[Records]

········

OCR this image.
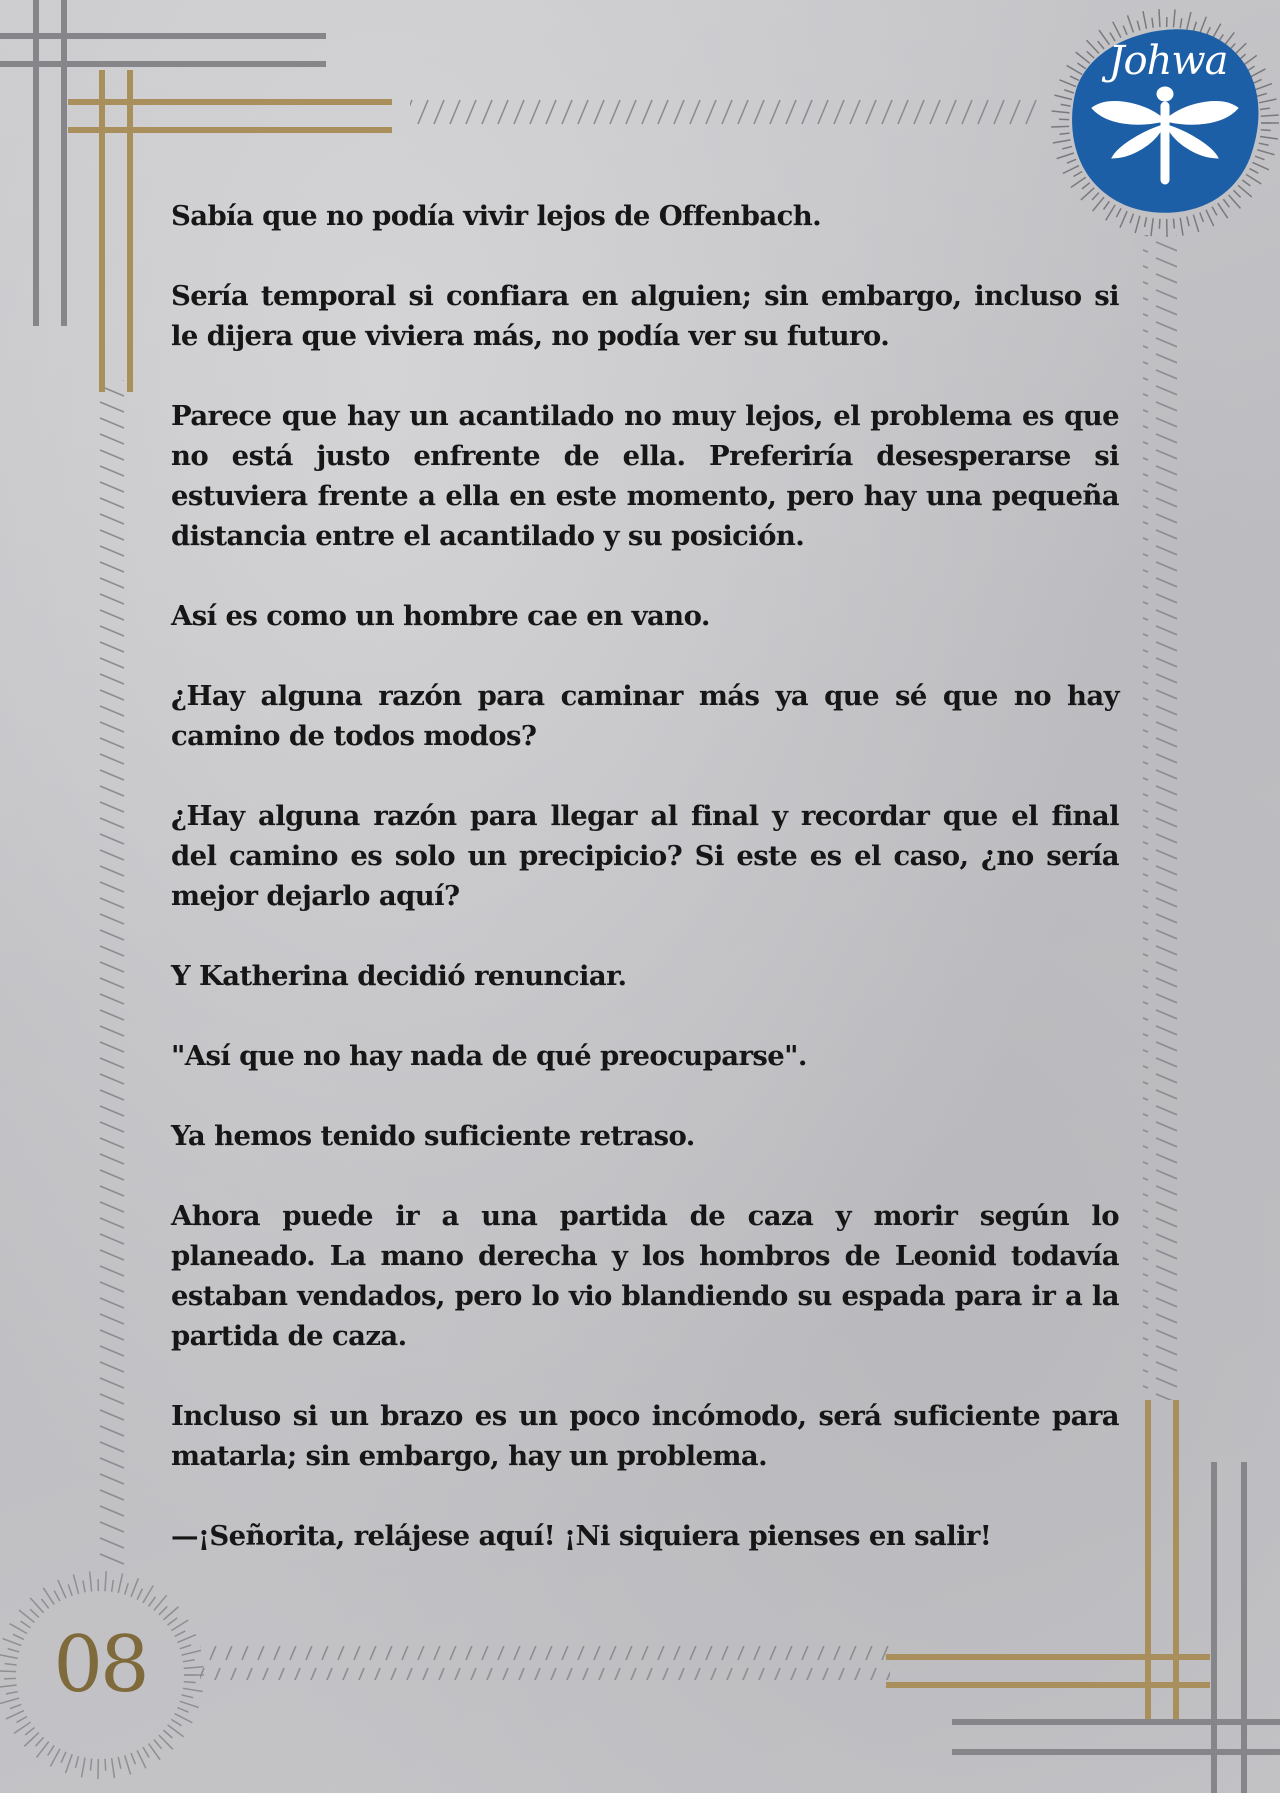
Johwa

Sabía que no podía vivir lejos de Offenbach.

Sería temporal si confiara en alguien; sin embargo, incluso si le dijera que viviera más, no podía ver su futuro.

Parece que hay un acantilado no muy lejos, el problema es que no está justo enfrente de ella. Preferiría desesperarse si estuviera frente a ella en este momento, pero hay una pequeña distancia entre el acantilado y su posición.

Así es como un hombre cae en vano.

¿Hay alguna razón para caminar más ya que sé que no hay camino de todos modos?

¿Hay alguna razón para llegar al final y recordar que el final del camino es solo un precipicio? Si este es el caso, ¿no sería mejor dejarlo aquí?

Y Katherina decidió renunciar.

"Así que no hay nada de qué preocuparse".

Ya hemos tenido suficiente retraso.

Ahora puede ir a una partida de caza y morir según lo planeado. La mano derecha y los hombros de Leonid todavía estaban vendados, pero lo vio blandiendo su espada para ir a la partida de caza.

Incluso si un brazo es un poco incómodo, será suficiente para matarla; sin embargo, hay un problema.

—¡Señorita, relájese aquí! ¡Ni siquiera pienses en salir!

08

········

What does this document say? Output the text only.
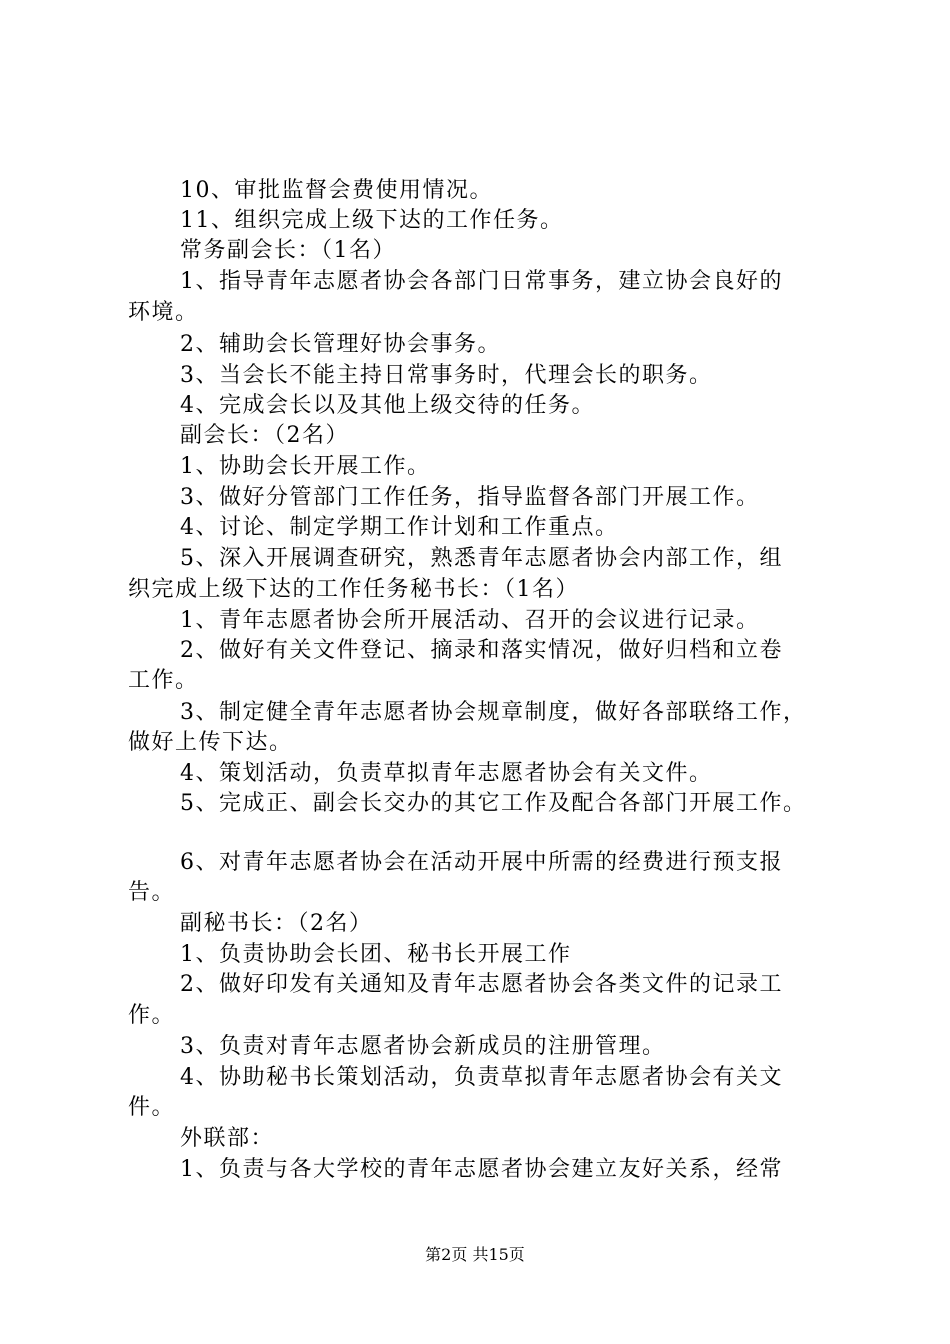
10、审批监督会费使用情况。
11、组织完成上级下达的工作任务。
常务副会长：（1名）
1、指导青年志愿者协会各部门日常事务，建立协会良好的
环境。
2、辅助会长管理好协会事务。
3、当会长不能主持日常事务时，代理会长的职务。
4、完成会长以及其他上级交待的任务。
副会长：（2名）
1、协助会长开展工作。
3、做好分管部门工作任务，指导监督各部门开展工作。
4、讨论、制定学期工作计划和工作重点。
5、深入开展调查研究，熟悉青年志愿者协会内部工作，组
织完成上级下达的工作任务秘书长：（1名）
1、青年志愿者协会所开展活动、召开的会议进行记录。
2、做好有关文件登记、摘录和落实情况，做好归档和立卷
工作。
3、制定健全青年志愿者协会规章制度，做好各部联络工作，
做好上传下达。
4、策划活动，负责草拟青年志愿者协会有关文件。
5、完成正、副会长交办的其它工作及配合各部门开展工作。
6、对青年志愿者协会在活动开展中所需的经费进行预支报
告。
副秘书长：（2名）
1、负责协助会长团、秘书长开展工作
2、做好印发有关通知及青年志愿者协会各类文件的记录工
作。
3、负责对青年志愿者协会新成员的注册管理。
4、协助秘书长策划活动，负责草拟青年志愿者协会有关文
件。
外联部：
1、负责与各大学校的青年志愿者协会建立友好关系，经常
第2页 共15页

········

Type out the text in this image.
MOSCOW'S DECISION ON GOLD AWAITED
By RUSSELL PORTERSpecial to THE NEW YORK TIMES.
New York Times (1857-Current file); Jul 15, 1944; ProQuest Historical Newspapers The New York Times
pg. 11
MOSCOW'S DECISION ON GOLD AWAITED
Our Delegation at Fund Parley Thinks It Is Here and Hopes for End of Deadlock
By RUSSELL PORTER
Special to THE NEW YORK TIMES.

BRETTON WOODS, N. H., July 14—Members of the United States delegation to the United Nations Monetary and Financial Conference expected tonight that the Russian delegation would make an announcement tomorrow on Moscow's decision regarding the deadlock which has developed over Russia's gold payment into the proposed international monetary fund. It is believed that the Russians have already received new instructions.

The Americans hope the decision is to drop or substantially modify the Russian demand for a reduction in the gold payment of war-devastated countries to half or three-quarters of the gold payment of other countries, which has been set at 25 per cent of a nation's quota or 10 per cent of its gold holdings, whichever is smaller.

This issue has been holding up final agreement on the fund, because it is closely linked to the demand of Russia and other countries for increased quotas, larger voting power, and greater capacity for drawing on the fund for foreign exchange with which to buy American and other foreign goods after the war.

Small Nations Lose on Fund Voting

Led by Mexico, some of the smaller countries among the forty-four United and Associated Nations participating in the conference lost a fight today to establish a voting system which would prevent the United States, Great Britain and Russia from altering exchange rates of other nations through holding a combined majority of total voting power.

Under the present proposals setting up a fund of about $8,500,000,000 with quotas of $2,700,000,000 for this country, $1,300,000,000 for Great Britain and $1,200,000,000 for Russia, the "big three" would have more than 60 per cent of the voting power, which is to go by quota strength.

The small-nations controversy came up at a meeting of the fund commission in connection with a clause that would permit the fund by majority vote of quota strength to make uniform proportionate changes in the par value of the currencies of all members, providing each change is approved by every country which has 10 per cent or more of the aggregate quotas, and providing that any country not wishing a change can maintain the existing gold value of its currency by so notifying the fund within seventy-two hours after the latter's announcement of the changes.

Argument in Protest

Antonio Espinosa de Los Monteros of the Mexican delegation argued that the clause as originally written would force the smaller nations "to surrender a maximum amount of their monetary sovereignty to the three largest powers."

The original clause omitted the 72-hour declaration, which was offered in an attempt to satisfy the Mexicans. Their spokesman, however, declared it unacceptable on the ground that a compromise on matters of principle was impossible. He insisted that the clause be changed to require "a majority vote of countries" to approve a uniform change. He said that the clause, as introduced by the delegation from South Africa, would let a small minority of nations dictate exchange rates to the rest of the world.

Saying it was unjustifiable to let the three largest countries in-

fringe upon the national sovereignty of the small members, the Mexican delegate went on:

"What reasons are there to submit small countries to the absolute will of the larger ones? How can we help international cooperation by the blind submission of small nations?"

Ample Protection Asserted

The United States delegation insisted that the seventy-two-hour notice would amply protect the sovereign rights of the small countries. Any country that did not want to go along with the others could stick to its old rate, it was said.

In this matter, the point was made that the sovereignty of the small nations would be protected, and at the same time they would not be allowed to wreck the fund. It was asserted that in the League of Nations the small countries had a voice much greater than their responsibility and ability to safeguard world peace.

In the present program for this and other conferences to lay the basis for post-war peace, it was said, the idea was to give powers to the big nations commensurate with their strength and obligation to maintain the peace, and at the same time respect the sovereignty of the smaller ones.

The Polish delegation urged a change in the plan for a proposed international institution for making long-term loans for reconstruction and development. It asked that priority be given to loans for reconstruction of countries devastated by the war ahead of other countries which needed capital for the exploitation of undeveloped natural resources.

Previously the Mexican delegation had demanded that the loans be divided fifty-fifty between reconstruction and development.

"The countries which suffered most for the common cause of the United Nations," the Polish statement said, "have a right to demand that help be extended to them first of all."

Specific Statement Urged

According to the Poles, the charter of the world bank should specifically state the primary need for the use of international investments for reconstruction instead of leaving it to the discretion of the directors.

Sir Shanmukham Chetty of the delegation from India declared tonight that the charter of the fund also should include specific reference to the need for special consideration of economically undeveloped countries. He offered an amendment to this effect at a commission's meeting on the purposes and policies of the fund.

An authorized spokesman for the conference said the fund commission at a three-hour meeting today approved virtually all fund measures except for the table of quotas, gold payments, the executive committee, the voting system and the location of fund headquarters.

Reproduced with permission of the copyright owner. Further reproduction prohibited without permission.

········

Which lines contain "What"? Copy each of them.

What does this document say? Output the text only.
"What reasons are there to submit small countries to the absolute will of the larger ones? How can we help international cooperation by the blind submission of small nations?"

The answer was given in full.